In the listing below, locate the lines bearing the word "Godhead". Copy every one of them.

* **Dataset records**:
● ● ● ●

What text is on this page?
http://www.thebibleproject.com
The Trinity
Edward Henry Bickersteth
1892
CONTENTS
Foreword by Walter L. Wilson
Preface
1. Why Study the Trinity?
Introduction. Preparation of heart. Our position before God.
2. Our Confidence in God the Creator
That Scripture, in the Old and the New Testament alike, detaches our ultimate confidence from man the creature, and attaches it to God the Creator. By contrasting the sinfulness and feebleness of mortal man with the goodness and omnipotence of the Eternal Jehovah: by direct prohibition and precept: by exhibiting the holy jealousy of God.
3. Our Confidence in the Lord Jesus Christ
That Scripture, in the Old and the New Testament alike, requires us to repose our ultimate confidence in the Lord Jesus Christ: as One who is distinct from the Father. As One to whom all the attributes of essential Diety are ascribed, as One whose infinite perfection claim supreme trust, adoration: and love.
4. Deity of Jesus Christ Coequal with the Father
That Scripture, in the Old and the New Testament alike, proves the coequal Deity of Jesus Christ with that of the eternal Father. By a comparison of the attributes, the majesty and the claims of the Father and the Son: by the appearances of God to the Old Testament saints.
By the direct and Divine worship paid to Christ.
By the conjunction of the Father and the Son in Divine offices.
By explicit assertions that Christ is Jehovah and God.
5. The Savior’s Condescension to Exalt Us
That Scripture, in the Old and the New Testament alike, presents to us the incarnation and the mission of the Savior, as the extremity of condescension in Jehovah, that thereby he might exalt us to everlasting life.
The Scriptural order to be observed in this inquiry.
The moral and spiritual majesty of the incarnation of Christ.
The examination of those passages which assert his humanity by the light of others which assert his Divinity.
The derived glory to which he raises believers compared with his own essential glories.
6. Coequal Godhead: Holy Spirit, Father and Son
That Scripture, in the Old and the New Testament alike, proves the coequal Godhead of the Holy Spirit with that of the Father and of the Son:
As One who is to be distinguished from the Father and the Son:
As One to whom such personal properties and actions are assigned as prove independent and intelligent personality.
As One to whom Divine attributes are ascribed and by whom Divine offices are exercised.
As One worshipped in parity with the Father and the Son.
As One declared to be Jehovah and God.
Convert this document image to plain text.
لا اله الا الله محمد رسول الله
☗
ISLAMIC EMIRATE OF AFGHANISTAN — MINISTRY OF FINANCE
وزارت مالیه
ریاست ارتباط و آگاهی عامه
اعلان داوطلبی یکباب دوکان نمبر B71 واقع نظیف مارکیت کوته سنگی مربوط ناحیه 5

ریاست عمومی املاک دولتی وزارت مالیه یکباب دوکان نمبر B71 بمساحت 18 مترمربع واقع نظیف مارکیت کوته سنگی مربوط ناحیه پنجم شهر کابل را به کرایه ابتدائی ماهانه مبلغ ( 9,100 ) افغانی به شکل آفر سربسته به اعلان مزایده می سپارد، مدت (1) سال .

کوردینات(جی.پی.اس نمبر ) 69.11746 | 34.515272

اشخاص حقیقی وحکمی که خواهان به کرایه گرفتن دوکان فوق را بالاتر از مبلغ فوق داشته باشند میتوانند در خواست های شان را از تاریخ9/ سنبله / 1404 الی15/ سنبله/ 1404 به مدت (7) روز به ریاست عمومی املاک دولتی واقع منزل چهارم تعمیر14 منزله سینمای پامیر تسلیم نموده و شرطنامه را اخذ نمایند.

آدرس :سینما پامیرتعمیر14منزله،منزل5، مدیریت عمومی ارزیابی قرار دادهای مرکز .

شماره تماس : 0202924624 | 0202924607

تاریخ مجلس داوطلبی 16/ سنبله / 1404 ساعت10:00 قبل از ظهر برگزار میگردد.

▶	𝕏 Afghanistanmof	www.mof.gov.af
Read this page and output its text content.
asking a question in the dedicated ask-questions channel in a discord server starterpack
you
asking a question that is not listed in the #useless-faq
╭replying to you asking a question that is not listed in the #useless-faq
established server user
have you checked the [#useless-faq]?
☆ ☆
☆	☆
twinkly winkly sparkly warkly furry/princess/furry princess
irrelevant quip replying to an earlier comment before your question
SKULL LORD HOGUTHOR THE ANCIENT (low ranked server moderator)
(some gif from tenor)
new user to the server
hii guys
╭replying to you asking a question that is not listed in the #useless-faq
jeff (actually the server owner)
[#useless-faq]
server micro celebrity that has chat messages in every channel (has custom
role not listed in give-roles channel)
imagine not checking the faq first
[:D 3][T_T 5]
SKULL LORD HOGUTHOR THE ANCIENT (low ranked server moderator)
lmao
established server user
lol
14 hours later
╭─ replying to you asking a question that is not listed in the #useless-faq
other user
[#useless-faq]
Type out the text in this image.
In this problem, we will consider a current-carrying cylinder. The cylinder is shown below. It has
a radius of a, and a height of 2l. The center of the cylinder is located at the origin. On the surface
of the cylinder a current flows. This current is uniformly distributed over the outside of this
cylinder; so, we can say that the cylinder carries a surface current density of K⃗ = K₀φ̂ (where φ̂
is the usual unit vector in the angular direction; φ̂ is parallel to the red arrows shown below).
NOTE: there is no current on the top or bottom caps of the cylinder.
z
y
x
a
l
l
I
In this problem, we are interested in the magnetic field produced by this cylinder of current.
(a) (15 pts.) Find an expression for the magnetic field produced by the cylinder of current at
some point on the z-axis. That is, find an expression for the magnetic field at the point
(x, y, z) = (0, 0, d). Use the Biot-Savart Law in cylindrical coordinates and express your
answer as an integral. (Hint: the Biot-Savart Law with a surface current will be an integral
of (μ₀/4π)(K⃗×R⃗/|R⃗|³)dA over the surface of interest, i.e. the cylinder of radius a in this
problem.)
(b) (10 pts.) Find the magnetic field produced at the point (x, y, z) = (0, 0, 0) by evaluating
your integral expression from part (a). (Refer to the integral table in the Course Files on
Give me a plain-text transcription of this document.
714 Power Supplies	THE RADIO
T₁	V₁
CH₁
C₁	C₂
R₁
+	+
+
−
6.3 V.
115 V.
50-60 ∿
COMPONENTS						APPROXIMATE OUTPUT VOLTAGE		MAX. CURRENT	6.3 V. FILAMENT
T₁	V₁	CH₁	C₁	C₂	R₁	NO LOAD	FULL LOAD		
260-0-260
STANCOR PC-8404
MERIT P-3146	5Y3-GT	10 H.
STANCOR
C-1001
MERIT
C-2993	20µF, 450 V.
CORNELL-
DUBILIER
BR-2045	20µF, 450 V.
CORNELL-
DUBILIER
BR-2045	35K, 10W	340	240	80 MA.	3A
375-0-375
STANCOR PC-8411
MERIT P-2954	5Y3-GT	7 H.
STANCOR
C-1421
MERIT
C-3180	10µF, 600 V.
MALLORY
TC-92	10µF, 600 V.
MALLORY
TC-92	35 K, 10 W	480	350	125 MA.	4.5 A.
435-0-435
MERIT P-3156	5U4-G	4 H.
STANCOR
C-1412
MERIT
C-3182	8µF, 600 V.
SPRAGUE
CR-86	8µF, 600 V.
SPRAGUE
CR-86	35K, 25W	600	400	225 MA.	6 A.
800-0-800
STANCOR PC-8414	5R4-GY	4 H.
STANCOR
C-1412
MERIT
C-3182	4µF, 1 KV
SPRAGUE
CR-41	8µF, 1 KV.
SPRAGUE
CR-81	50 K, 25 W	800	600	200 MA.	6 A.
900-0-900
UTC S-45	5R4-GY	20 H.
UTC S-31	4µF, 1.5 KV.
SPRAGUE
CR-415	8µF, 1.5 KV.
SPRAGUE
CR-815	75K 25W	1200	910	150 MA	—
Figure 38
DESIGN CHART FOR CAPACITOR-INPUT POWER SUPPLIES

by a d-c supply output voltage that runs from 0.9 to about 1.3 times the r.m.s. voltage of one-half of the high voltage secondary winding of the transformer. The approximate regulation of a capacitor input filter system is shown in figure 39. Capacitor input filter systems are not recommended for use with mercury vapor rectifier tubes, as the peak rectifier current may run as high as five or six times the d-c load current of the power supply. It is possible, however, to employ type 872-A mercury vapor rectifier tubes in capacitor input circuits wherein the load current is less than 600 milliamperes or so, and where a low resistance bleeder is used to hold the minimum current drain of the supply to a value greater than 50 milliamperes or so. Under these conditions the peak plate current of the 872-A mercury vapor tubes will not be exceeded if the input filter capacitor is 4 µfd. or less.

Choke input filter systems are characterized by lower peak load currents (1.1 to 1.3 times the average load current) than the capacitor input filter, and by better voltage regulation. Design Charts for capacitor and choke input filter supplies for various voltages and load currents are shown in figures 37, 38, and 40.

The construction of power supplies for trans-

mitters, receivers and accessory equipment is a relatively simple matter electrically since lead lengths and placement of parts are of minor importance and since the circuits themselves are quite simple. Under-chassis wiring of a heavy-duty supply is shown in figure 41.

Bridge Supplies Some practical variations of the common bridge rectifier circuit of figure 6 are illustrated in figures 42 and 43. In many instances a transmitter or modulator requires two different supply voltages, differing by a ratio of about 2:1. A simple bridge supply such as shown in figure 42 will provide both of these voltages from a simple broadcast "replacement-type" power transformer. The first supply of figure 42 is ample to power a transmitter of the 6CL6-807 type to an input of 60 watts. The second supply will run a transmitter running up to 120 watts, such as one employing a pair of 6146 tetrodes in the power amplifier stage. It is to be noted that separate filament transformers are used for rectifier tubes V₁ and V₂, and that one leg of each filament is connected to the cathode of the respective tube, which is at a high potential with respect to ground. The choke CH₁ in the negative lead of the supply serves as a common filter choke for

● ● ● ●

* **EXERCISE RESPONSE**:
6. Coequal Godhead: Holy Spirit, Father and Son
That Scripture, in the Old and the New Testament alike, proves the coequal Godhead of the Holy Spirit with that of the Father and of the Son:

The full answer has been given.